(begin)

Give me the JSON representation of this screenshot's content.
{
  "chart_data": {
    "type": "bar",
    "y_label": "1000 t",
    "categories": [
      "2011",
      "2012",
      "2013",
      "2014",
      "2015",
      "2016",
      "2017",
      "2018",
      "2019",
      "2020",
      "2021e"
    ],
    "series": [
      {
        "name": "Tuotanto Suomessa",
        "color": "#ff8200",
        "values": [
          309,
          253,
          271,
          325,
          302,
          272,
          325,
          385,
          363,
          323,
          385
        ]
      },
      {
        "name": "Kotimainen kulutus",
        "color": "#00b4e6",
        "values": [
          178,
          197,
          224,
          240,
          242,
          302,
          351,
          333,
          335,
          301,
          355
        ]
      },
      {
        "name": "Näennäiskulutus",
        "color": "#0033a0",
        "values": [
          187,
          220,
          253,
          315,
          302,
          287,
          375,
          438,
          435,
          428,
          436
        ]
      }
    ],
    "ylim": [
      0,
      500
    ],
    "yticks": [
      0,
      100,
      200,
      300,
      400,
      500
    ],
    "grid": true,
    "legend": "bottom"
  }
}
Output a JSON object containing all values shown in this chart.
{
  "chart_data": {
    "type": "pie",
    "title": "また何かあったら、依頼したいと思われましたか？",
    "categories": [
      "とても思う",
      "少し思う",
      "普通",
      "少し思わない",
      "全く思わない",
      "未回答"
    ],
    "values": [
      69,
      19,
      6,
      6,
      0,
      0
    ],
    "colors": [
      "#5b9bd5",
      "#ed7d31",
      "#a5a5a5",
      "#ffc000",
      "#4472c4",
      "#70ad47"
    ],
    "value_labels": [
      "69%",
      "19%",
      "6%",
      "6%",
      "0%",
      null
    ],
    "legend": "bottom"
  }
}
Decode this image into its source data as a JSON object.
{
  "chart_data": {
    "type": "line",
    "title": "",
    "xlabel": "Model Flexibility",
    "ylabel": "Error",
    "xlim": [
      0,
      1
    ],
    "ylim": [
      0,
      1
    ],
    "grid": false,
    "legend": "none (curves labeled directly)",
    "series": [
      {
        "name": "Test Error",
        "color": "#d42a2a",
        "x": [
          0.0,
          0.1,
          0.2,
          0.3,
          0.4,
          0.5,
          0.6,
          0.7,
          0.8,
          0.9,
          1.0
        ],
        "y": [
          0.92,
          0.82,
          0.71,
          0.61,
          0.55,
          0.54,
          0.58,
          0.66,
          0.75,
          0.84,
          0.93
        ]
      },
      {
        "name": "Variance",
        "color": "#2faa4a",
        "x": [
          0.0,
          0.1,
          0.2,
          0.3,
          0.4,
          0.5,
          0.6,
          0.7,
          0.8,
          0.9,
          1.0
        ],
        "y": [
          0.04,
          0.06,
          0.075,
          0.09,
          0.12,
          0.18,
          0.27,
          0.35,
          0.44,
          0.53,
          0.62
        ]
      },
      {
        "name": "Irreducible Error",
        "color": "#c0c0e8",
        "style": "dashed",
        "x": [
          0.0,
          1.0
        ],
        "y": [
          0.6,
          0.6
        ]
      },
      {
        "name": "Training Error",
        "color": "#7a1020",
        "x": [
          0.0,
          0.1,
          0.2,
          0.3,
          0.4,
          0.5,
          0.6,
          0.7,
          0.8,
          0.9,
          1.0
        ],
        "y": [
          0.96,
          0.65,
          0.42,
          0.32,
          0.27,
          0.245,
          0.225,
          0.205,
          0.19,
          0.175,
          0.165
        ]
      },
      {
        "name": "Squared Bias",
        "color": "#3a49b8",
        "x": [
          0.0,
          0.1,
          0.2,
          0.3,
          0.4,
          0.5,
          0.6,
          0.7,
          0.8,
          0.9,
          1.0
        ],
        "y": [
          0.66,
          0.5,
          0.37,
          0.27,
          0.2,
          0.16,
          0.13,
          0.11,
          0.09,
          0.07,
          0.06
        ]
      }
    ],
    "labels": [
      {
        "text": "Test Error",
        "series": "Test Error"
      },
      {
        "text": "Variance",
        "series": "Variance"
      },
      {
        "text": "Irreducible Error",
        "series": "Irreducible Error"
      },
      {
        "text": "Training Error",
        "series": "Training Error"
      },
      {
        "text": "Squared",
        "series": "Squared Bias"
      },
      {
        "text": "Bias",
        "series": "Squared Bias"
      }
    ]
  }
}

(end)

## Exercise description
Your task is to quote the listing above word for word.

## Reply
Give me the JSON representation of this screenshot's content.
{
  "chart_data": {
    "type": "bar",
    "y_label": "1000 t",
    "categories": [
      "2011",
      "2012",
      "2013",
      "2014",
      "2015",
      "2016",
      "2017",
      "2018",
      "2019",
      "2020",
      "2021e"
    ],
    "series": [
      {
        "name": "Tuotanto Suomessa",
        "color": "#ff8200",
        "values": [
          309,
          253,
          271,
          325,
          302,
          272,
          325,
          385,
          363,
          323,
          385
        ]
      },
      {
        "name": "Kotimainen kulutus",
        "color": "#00b4e6",
        "values": [
          178,
          197,
          224,
          240,
          242,
          302,
          351,
          333,
          335,
          301,
          355
        ]
      },
      {
        "name": "Näennäiskulutus",
        "color": "#0033a0",
        "values": [
          187,
          220,
          253,
          315,
          302,
          287,
          375,
          438,
          435,
          428,
          436
        ]
      }
    ],
    "ylim": [
      0,
      500
    ],
    "yticks": [
      0,
      100,
      200,
      300,
      400,
      500
    ],
    "grid": true,
    "legend": "bottom"
  }
}
Output a JSON object containing all values shown in this chart.
{
  "chart_data": {
    "type": "pie",
    "title": "また何かあったら、依頼したいと思われましたか？",
    "categories": [
      "とても思う",
      "少し思う",
      "普通",
      "少し思わない",
      "全く思わない",
      "未回答"
    ],
    "values": [
      69,
      19,
      6,
      6,
      0,
      0
    ],
    "colors": [
      "#5b9bd5",
      "#ed7d31",
      "#a5a5a5",
      "#ffc000",
      "#4472c4",
      "#70ad47"
    ],
    "value_labels": [
      "69%",
      "19%",
      "6%",
      "6%",
      "0%",
      null
    ],
    "legend": "bottom"
  }
}
Decode this image into its source data as a JSON object.
{
  "chart_data": {
    "type": "line",
    "title": "",
    "xlabel": "Model Flexibility",
    "ylabel": "Error",
    "xlim": [
      0,
      1
    ],
    "ylim": [
      0,
      1
    ],
    "grid": false,
    "legend": "none (curves labeled directly)",
    "series": [
      {
        "name": "Test Error",
        "color": "#d42a2a",
        "x": [
          0.0,
          0.1,
          0.2,
          0.3,
          0.4,
          0.5,
          0.6,
          0.7,
          0.8,
          0.9,
          1.0
        ],
        "y": [
          0.92,
          0.82,
          0.71,
          0.61,
          0.55,
          0.54,
          0.58,
          0.66,
          0.75,
          0.84,
          0.93
        ]
      },
      {
        "name": "Variance",
        "color": "#2faa4a",
        "x": [
          0.0,
          0.1,
          0.2,
          0.3,
          0.4,
          0.5,
          0.6,
          0.7,
          0.8,
          0.9,
          1.0
        ],
        "y": [
          0.04,
          0.06,
          0.075,
          0.09,
          0.12,
          0.18,
          0.27,
          0.35,
          0.44,
          0.53,
          0.62
        ]
      },
      {
        "name": "Irreducible Error",
        "color": "#c0c0e8",
        "style": "dashed",
        "x": [
          0.0,
          1.0
        ],
        "y": [
          0.6,
          0.6
        ]
      },
      {
        "name": "Training Error",
        "color": "#7a1020",
        "x": [
          0.0,
          0.1,
          0.2,
          0.3,
          0.4,
          0.5,
          0.6,
          0.7,
          0.8,
          0.9,
          1.0
        ],
        "y": [
          0.96,
          0.65,
          0.42,
          0.32,
          0.27,
          0.245,
          0.225,
          0.205,
          0.19,
          0.175,
          0.165
        ]
      },
      {
        "name": "Squared Bias",
        "color": "#3a49b8",
        "x": [
          0.0,
          0.1,
          0.2,
          0.3,
          0.4,
          0.5,
          0.6,
          0.7,
          0.8,
          0.9,
          1.0
        ],
        "y": [
          0.66,
          0.5,
          0.37,
          0.27,
          0.2,
          0.16,
          0.13,
          0.11,
          0.09,
          0.07,
          0.06
        ]
      }
    ],
    "labels": [
      {
        "text": "Test Error",
        "series": "Test Error"
      },
      {
        "text": "Variance",
        "series": "Variance"
      },
      {
        "text": "Irreducible Error",
        "series": "Irreducible Error"
      },
      {
        "text": "Training Error",
        "series": "Training Error"
      },
      {
        "text": "Squared",
        "series": "Squared Bias"
      },
      {
        "text": "Bias",
        "series": "Squared Bias"
      }
    ]
  }
}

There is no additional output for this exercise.